■ The request ■
Filter this material down to the lines that hold "from", copying each one.

■ Data rows ■
....

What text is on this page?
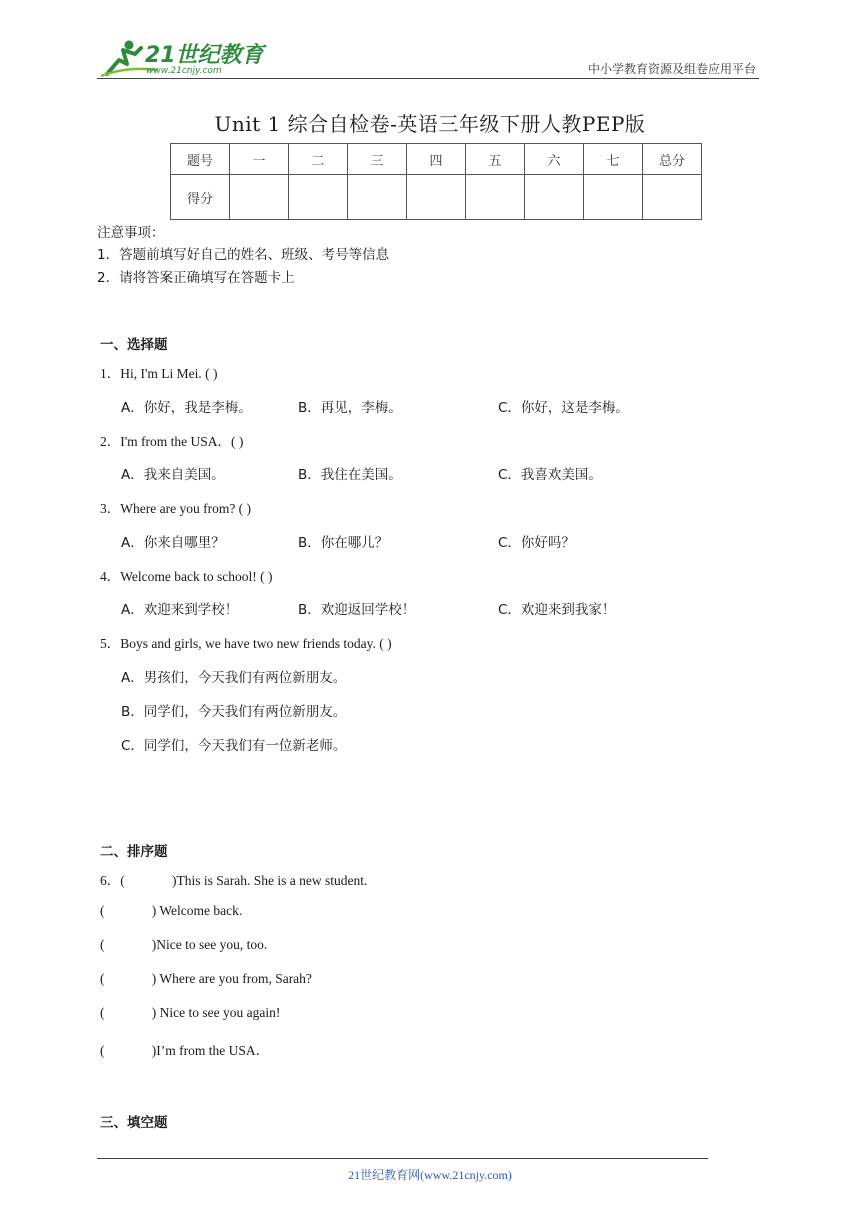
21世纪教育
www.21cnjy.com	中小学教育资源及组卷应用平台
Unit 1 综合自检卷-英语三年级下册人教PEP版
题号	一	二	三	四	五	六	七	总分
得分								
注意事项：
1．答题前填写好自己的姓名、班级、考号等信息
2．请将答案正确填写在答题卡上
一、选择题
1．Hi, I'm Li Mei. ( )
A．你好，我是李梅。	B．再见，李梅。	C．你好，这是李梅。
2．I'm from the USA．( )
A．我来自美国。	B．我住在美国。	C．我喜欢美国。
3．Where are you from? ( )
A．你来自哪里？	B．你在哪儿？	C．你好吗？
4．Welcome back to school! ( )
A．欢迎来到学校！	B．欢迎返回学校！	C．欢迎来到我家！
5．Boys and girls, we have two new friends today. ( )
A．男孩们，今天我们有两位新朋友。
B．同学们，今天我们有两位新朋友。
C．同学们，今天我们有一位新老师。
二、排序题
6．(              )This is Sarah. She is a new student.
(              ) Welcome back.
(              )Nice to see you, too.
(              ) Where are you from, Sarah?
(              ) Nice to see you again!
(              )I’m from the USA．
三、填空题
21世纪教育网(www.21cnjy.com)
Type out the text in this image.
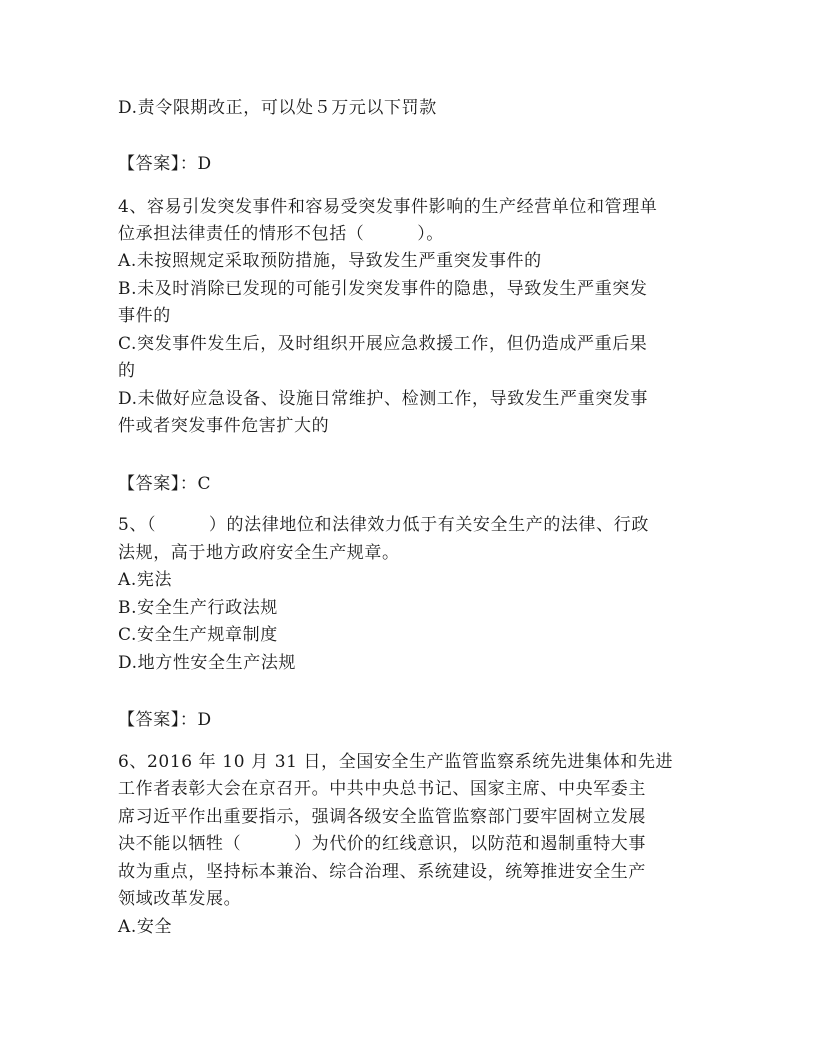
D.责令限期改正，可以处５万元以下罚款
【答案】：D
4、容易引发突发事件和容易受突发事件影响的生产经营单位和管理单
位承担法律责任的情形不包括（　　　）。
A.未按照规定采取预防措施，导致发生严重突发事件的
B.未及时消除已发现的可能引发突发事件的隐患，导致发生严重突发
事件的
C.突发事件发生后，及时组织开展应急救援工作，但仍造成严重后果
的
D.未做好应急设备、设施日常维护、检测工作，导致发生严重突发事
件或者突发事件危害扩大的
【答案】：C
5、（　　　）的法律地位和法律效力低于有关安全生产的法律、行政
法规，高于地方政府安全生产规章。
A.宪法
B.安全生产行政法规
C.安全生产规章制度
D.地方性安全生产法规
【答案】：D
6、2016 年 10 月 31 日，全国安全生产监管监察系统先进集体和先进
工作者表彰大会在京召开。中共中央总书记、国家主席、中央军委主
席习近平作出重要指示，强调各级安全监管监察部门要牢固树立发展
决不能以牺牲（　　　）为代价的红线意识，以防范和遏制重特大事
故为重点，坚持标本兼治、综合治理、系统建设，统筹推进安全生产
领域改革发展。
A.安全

....

■ Response to this exercise ■
2．I'm from the USA．( )
3．Where are you from? ( )
(              ) Where are you from, Sarah?
(              )I’m from the USA．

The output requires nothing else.